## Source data
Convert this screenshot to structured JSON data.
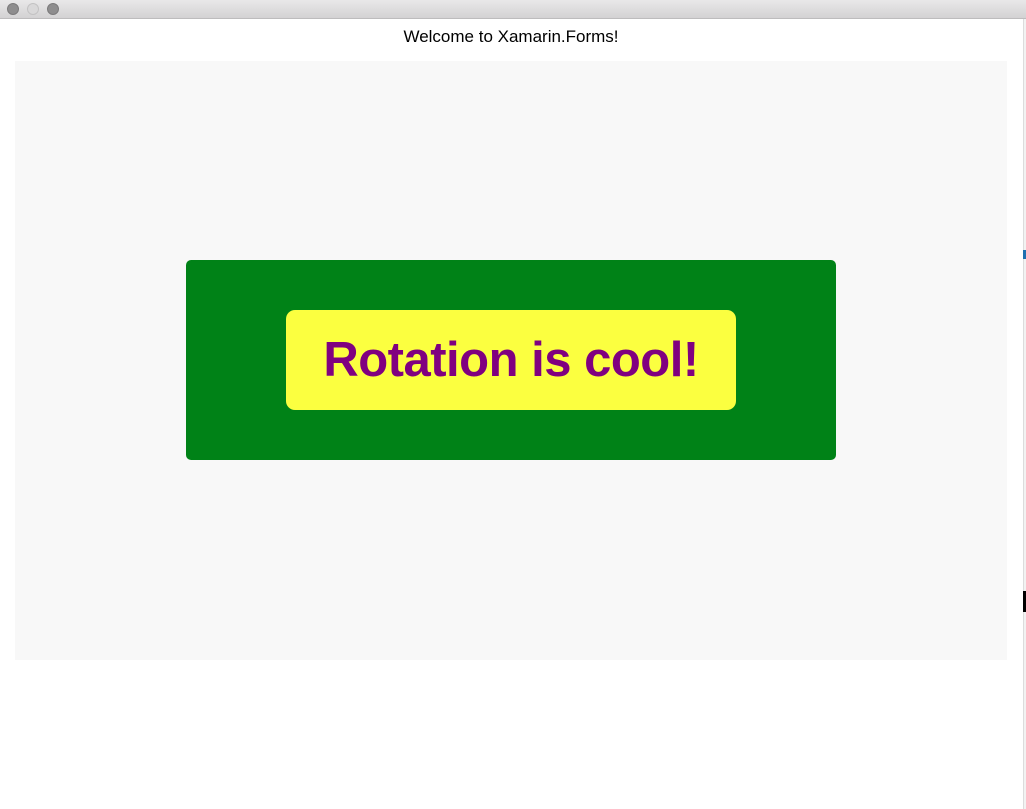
{
  "window": {
    "controls": [
      {
        "name": "close",
        "state": "inactive"
      },
      {
        "name": "minimize",
        "state": "disabled"
      },
      {
        "name": "zoom",
        "state": "inactive"
      }
    ]
  },
  "page": {
    "title": "Welcome to Xamarin.Forms!"
  },
  "frame": {
    "background_color": "#008217",
    "label": {
      "text": "Rotation is cool!",
      "background_color": "#FBFF40",
      "text_color": "#800080"
    }
  },
  "colors": {
    "content_background": "#F8F8F8",
    "window_background": "#FFFFFF"
  }
}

## Required work
Omit the pictures and output all of the other material exactly.

## Exercise response
Convert this screenshot to structured JSON data.
{
  "window": {
    "controls": [
      {
        "name": "close",
        "state": "inactive"
      },
      {
        "name": "minimize",
        "state": "disabled"
      },
      {
        "name": "zoom",
        "state": "inactive"
      }
    ]
  },
  "page": {
    "title": "Welcome to Xamarin.Forms!"
  },
  "frame": {
    "background_color": "#008217",
    "label": {
      "text": "Rotation is cool!",
      "background_color": "#FBFF40",
      "text_color": "#800080"
    }
  },
  "colors": {
    "content_background": "#F8F8F8",
    "window_background": "#FFFFFF"
  }
}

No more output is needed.